Your task: Copy the listing below in full and skip every picture.

-- START Material for the task --

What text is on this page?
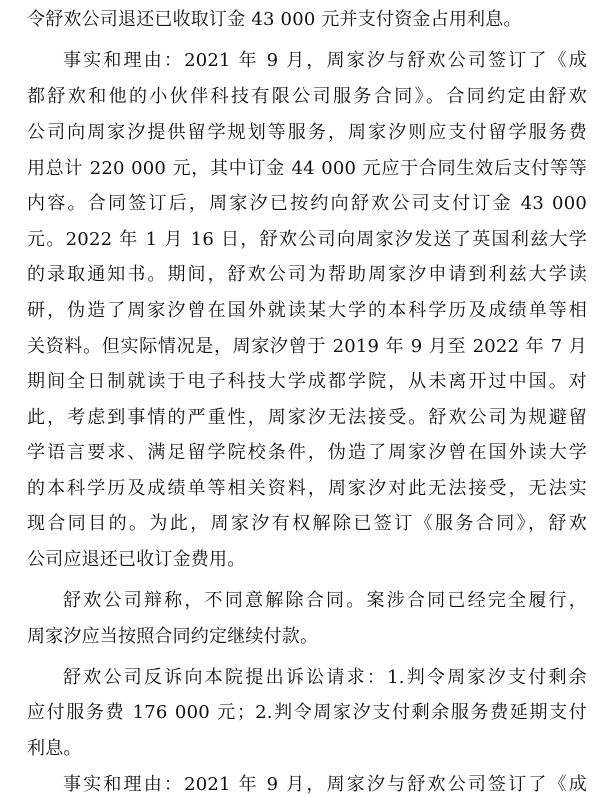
令舒欢公司退还已收取订金 43 000 元并支付资金占用利息。
事实和理由：2021 年 9 月，周家汐与舒欢公司签订了《成
都舒欢和他的小伙伴科技有限公司服务合同》。合同约定由舒欢
公司向周家汐提供留学规划等服务，周家汐则应支付留学服务费
用总计 220 000 元，其中订金 44 000 元应于合同生效后支付等等
内容。合同签订后，周家汐已按约向舒欢公司支付订金 43 000
元。2022 年 1 月 16 日，舒欢公司向周家汐发送了英国利兹大学
的录取通知书。期间，舒欢公司为帮助周家汐申请到利兹大学读
研，伪造了周家汐曾在国外就读某大学的本科学历及成绩单等相
关资料。但实际情况是，周家汐曾于 2019 年 9 月至 2022 年 7 月
期间全日制就读于电子科技大学成都学院，从未离开过中国。对
此，考虑到事情的严重性，周家汐无法接受。舒欢公司为规避留
学语言要求、满足留学院校条件，伪造了周家汐曾在国外读大学
的本科学历及成绩单等相关资料，周家汐对此无法接受，无法实
现合同目的。为此，周家汐有权解除已签订《服务合同》，舒欢
公司应退还已收订金费用。
舒欢公司辩称，不同意解除合同。案涉合同已经完全履行，
周家汐应当按照合同约定继续付款。
舒欢公司反诉向本院提出诉讼请求：1.判令周家汐支付剩余
应付服务费 176 000 元；2.判令周家汐支付剩余服务费延期支付
利息。
事实和理由：2021 年 9 月，周家汐与舒欢公司签订了《成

-- END Material for the task --

Answer to the task:
What text is on this page?
令舒欢公司退还已收取订金 43 000 元并支付资金占用利息。
事实和理由：2021 年 9 月，周家汐与舒欢公司签订了《成
都舒欢和他的小伙伴科技有限公司服务合同》。合同约定由舒欢
公司向周家汐提供留学规划等服务，周家汐则应支付留学服务费
用总计 220 000 元，其中订金 44 000 元应于合同生效后支付等等
内容。合同签订后，周家汐已按约向舒欢公司支付订金 43 000
元。2022 年 1 月 16 日，舒欢公司向周家汐发送了英国利兹大学
的录取通知书。期间，舒欢公司为帮助周家汐申请到利兹大学读
研，伪造了周家汐曾在国外就读某大学的本科学历及成绩单等相
关资料。但实际情况是，周家汐曾于 2019 年 9 月至 2022 年 7 月
期间全日制就读于电子科技大学成都学院，从未离开过中国。对
此，考虑到事情的严重性，周家汐无法接受。舒欢公司为规避留
学语言要求、满足留学院校条件，伪造了周家汐曾在国外读大学
的本科学历及成绩单等相关资料，周家汐对此无法接受，无法实
现合同目的。为此，周家汐有权解除已签订《服务合同》，舒欢
公司应退还已收订金费用。
舒欢公司辩称，不同意解除合同。案涉合同已经完全履行，
周家汐应当按照合同约定继续付款。
舒欢公司反诉向本院提出诉讼请求：1.判令周家汐支付剩余
应付服务费 176 000 元；2.判令周家汐支付剩余服务费延期支付
利息。
事实和理由：2021 年 9 月，周家汐与舒欢公司签订了《成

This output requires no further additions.